_OBJECTIVE:_ Look for the line containing "What text is on this page?" in the listing below. Retype that line and every subsequent line through the last one, and only those.

_MATERIALS PROVIDED:_
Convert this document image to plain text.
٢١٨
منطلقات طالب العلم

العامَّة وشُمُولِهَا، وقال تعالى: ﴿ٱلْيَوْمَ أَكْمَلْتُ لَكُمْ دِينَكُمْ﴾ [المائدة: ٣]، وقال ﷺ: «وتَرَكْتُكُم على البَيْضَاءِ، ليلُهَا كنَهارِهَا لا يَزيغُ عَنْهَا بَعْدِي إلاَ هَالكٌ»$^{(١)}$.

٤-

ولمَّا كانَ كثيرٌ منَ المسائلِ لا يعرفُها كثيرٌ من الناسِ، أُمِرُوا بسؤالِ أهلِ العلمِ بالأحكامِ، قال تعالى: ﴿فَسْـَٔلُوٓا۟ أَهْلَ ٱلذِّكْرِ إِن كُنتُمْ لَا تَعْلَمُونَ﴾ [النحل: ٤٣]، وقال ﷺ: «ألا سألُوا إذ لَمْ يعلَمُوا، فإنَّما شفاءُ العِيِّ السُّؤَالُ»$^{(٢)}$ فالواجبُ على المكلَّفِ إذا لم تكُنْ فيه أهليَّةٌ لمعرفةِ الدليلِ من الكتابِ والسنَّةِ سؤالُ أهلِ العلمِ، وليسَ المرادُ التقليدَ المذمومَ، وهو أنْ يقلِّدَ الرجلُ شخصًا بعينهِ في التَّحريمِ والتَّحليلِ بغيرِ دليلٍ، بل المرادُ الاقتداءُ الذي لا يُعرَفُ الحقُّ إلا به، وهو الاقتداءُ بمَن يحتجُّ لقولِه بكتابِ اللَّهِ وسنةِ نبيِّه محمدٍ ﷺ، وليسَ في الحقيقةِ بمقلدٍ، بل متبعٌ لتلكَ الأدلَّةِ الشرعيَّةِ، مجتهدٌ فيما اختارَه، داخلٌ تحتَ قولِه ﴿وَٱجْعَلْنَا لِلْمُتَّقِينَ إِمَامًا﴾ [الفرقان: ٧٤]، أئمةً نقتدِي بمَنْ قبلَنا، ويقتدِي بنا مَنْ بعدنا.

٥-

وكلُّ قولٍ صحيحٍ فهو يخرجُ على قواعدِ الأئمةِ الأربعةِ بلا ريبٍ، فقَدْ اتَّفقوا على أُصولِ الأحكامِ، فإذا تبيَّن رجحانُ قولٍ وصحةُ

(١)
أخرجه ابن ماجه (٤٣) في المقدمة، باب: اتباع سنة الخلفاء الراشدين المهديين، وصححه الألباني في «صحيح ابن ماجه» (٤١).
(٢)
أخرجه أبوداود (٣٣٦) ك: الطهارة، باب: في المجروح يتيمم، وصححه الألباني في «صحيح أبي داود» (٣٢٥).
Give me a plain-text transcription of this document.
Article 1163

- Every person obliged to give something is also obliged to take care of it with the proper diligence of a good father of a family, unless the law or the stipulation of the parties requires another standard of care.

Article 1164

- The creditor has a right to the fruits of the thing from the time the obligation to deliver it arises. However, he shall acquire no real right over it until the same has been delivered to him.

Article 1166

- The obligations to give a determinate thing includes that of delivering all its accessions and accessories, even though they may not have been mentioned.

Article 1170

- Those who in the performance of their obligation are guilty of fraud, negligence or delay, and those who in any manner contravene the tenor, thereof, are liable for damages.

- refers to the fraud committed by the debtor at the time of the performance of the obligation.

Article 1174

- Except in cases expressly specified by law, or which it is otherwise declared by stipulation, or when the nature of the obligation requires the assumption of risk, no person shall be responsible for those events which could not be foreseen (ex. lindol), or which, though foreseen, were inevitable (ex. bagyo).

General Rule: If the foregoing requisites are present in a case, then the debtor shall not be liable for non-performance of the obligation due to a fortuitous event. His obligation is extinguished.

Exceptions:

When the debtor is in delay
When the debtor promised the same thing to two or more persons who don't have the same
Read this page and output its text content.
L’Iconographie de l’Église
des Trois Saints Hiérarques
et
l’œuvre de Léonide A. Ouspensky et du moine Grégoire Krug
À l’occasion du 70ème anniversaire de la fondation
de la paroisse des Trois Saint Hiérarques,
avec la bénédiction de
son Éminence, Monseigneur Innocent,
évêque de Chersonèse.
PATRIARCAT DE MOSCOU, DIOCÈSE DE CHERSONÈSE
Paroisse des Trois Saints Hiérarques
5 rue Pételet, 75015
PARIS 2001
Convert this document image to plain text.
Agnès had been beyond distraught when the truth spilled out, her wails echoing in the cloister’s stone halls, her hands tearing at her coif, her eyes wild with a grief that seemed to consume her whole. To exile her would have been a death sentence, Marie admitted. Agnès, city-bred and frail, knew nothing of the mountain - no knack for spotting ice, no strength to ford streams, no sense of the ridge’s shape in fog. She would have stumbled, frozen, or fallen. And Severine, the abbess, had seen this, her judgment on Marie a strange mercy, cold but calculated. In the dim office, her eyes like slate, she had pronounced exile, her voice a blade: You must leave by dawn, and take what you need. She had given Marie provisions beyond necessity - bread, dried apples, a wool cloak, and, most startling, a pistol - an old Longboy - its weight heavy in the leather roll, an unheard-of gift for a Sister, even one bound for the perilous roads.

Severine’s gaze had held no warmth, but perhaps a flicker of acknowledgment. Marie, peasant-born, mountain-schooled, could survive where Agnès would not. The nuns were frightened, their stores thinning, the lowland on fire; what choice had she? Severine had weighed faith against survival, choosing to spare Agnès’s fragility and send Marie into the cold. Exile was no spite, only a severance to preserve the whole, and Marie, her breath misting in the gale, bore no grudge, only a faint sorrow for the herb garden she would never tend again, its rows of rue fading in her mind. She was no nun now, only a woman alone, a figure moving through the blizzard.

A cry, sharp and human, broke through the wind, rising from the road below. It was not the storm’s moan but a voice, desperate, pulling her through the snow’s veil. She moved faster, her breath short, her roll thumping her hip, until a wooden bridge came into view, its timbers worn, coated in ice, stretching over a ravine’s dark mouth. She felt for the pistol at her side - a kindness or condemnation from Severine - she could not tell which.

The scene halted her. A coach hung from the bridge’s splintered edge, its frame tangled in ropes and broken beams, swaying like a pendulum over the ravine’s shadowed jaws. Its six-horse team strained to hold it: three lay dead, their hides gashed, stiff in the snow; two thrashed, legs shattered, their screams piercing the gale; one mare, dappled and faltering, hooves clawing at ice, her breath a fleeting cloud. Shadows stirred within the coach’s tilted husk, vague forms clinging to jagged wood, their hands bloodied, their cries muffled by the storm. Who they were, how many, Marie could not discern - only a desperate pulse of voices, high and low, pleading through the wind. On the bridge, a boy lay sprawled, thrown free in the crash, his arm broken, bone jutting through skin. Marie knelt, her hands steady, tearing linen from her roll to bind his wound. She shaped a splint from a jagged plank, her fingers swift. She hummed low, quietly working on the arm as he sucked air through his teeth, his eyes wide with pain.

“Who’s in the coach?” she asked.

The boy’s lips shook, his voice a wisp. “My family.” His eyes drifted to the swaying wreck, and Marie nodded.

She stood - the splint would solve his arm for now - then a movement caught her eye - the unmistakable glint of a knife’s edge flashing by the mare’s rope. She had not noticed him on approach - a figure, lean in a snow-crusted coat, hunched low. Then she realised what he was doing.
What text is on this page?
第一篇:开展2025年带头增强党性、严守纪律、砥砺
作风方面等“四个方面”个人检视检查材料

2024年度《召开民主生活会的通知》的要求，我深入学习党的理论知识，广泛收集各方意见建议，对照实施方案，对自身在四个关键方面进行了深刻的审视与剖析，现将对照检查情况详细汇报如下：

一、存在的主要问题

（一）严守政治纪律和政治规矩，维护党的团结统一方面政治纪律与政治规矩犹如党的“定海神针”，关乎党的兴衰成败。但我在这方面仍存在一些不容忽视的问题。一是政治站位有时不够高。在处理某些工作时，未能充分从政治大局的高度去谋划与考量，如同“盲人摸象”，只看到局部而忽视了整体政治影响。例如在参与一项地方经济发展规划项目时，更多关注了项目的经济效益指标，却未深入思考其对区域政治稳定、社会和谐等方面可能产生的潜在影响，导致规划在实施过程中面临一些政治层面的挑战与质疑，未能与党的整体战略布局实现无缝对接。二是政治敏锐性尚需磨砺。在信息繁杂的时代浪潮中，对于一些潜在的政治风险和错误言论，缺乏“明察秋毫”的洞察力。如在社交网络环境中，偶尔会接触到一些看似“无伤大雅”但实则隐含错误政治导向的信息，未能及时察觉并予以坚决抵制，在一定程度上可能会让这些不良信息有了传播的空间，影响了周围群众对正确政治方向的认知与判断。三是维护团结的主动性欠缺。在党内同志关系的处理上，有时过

_EXERCISE OUTPUT:_
What text is on this page?
第一篇:开展2025年带头增强党性、严守纪律、砥砺
作风方面等“四个方面”个人检视检查材料

2024年度《召开民主生活会的通知》的要求，我深入学习党的理论知识，广泛收集各方意见建议，对照实施方案，对自身在四个关键方面进行了深刻的审视与剖析，现将对照检查情况详细汇报如下：

一、存在的主要问题

（一）严守政治纪律和政治规矩，维护党的团结统一方面政治纪律与政治规矩犹如党的“定海神针”，关乎党的兴衰成败。但我在这方面仍存在一些不容忽视的问题。一是政治站位有时不够高。在处理某些工作时，未能充分从政治大局的高度去谋划与考量，如同“盲人摸象”，只看到局部而忽视了整体政治影响。例如在参与一项地方经济发展规划项目时，更多关注了项目的经济效益指标，却未深入思考其对区域政治稳定、社会和谐等方面可能产生的潜在影响，导致规划在实施过程中面临一些政治层面的挑战与质疑，未能与党的整体战略布局实现无缝对接。二是政治敏锐性尚需磨砺。在信息繁杂的时代浪潮中，对于一些潜在的政治风险和错误言论，缺乏“明察秋毫”的洞察力。如在社交网络环境中，偶尔会接触到一些看似“无伤大雅”但实则隐含错误政治导向的信息，未能及时察觉并予以坚决抵制，在一定程度上可能会让这些不良信息有了传播的空间，影响了周围群众对正确政治方向的认知与判断。三是维护团结的主动性欠缺。在党内同志关系的处理上，有时过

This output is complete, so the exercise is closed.